### Short problem
Take each line that has the word "подписью" and return it.

### Data to process
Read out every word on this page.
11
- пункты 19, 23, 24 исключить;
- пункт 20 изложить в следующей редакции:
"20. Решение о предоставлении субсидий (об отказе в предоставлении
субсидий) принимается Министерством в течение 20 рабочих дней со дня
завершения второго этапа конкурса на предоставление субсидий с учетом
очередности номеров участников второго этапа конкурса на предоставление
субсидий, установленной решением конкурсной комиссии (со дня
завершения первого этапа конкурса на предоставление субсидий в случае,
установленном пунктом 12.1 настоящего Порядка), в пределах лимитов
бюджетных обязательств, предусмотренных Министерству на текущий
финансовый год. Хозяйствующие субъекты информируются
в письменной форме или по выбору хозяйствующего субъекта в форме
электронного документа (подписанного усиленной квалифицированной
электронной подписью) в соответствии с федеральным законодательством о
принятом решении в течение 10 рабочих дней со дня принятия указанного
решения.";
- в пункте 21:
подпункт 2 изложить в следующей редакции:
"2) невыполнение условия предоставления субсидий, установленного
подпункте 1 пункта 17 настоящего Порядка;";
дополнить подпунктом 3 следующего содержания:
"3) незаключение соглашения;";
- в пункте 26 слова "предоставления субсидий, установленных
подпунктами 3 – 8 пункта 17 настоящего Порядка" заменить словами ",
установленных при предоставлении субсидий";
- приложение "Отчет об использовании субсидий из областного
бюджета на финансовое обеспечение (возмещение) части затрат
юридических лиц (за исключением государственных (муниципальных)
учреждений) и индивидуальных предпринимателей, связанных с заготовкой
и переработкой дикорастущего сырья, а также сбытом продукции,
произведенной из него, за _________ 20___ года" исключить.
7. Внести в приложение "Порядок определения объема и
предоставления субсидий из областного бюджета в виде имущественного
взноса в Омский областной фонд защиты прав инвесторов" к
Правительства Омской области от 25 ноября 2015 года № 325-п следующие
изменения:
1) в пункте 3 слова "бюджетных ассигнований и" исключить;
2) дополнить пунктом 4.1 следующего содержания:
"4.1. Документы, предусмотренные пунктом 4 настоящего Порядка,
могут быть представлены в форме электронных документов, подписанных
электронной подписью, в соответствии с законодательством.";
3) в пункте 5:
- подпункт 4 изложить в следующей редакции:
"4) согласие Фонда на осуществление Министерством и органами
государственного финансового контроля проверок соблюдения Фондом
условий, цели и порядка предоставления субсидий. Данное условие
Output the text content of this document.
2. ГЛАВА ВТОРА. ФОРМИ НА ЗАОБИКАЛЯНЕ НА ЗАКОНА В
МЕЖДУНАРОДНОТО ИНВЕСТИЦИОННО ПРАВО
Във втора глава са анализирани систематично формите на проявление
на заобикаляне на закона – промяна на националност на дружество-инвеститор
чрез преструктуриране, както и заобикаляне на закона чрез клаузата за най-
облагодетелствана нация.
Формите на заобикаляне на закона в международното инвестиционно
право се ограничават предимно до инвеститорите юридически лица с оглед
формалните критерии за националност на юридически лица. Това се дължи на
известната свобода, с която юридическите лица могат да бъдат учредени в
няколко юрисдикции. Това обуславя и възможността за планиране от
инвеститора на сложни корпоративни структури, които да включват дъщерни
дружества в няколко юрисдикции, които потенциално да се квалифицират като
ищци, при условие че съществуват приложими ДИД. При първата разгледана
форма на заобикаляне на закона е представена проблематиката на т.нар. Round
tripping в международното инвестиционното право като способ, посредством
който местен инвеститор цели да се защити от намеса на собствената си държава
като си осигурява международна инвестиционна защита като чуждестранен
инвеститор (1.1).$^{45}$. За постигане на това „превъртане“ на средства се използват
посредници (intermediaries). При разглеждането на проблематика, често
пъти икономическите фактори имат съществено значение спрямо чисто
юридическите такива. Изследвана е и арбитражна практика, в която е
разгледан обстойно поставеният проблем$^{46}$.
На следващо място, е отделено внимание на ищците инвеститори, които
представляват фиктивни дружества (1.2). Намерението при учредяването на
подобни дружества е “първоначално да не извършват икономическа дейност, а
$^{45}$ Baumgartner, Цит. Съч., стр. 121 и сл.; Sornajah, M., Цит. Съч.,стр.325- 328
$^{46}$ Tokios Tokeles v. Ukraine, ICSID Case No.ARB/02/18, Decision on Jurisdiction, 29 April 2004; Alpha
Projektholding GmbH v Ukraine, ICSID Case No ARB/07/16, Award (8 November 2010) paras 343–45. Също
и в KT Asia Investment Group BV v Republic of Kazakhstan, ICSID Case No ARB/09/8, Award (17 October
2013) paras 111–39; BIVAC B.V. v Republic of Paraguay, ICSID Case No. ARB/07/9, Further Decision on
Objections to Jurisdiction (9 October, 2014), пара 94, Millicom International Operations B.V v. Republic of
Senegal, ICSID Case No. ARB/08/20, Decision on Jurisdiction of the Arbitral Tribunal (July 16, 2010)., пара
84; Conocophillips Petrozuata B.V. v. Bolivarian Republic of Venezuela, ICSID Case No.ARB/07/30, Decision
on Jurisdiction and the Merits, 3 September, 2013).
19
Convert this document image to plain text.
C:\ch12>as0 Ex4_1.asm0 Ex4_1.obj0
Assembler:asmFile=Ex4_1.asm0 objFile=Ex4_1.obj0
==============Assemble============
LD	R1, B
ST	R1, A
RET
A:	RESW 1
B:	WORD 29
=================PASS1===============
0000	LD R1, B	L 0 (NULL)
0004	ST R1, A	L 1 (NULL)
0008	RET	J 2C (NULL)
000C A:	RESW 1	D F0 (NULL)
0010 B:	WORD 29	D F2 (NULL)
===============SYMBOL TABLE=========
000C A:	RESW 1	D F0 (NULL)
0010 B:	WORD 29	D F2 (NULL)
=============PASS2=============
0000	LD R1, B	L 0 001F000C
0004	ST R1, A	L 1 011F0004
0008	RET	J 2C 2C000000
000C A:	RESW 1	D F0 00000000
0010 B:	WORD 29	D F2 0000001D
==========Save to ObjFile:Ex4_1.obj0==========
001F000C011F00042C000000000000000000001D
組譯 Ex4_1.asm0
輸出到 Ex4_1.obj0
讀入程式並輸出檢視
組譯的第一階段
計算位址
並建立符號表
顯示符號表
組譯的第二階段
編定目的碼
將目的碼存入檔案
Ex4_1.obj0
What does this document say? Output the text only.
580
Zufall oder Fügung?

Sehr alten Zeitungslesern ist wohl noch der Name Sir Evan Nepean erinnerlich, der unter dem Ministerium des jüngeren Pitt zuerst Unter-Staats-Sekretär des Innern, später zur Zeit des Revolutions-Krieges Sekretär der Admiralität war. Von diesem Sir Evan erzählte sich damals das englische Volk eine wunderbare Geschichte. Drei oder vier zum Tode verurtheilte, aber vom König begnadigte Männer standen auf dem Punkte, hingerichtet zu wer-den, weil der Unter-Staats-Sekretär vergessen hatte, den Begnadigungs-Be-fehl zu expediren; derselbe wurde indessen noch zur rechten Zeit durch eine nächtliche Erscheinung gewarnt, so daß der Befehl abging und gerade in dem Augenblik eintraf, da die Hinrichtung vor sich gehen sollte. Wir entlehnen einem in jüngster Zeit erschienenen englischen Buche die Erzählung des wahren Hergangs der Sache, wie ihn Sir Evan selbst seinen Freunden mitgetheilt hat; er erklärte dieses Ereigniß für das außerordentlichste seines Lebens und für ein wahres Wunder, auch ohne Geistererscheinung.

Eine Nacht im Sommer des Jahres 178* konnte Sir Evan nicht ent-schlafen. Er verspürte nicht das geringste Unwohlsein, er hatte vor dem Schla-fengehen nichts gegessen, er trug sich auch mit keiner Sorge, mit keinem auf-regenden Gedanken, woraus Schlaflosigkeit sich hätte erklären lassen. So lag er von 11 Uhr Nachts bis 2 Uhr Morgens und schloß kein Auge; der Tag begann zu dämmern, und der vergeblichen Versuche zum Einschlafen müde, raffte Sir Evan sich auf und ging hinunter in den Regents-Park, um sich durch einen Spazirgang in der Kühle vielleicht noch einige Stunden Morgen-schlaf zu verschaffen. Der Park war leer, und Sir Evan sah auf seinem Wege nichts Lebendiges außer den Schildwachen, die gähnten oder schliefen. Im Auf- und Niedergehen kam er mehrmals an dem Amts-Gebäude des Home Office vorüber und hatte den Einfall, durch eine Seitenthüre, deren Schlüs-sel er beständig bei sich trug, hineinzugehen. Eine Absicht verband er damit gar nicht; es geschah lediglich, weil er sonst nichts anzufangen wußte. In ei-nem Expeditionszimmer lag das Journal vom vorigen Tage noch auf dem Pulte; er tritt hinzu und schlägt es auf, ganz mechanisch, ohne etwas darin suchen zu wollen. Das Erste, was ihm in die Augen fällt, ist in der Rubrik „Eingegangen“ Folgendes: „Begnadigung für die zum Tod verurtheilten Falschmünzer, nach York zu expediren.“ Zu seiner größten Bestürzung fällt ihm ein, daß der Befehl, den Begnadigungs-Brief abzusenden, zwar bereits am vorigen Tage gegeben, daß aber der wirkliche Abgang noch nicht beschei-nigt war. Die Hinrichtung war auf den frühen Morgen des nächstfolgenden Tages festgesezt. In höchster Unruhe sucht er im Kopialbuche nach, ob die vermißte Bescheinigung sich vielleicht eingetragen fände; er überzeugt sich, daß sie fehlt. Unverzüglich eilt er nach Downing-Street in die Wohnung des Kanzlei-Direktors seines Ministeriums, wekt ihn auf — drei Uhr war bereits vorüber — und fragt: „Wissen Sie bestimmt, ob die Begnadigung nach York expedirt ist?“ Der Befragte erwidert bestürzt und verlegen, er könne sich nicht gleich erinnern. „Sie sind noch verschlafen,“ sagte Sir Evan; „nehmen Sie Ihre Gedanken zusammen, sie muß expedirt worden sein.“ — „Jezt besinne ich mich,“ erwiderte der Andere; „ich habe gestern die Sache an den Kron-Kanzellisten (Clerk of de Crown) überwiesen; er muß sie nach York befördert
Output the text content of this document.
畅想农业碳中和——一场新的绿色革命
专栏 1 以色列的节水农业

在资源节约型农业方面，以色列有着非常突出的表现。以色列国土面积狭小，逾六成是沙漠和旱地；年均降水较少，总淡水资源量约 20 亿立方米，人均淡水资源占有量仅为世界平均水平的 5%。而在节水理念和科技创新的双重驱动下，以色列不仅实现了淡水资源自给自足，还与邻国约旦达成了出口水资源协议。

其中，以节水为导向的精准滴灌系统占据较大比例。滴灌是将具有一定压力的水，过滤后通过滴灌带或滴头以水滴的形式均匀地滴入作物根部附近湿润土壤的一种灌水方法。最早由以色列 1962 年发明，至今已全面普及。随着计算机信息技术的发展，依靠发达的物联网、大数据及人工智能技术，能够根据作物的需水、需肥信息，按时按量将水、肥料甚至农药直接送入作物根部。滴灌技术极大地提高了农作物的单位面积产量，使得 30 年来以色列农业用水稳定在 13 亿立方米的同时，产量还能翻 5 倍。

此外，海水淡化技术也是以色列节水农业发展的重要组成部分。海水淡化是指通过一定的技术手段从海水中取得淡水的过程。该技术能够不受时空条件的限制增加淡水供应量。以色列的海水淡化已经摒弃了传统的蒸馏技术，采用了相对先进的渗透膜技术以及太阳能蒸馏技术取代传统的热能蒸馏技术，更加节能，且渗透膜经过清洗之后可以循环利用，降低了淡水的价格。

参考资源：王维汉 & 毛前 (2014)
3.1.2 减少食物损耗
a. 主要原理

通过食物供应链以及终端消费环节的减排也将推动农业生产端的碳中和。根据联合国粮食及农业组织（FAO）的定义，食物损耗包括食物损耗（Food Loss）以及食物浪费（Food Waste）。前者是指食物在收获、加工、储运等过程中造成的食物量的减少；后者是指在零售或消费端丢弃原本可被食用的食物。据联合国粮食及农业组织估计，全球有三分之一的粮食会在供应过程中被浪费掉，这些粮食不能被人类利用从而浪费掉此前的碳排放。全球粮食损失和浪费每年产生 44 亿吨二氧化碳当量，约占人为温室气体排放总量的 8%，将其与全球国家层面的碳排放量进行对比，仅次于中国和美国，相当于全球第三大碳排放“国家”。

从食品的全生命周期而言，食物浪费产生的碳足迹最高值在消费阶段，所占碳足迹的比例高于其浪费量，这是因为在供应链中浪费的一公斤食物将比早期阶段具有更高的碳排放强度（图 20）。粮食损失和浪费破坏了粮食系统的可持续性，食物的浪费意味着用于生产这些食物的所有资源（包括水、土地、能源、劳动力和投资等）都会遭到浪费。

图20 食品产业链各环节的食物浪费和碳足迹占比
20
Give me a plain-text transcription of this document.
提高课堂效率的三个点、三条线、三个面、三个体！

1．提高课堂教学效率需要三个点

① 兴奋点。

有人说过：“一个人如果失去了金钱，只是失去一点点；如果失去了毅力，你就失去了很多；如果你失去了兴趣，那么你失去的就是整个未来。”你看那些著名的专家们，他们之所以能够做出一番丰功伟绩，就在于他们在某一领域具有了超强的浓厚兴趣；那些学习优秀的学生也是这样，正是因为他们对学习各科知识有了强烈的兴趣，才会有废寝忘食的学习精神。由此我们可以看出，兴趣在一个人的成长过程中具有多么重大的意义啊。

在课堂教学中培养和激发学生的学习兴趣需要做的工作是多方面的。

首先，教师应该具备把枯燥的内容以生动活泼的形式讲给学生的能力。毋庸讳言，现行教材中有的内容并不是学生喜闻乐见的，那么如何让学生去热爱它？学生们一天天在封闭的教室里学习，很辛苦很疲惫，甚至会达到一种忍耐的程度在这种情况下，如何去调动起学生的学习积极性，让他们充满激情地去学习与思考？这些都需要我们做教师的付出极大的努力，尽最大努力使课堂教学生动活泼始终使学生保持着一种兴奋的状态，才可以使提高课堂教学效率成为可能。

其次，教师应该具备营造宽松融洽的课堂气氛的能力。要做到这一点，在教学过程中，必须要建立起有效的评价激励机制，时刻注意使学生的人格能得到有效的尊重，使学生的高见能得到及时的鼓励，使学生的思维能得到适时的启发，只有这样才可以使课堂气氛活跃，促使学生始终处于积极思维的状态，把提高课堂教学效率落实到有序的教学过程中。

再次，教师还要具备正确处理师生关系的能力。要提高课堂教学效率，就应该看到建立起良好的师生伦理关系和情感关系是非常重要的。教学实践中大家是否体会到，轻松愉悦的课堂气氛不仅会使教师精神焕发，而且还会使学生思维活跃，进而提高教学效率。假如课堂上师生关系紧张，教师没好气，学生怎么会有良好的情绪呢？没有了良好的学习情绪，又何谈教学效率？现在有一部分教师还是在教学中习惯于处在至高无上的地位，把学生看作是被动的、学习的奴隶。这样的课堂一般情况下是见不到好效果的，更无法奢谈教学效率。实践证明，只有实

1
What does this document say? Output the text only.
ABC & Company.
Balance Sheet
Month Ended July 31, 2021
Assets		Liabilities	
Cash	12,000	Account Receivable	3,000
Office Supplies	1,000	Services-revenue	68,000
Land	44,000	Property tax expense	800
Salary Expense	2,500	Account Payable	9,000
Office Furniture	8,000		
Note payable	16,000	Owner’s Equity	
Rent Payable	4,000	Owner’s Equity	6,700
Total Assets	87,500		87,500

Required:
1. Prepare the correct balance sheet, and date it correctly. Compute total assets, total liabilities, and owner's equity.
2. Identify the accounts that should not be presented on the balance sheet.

### The completed task
электронной подписью) в соответствии с федеральным законодательством о
электронной подписью, в соответствии с законодательством.";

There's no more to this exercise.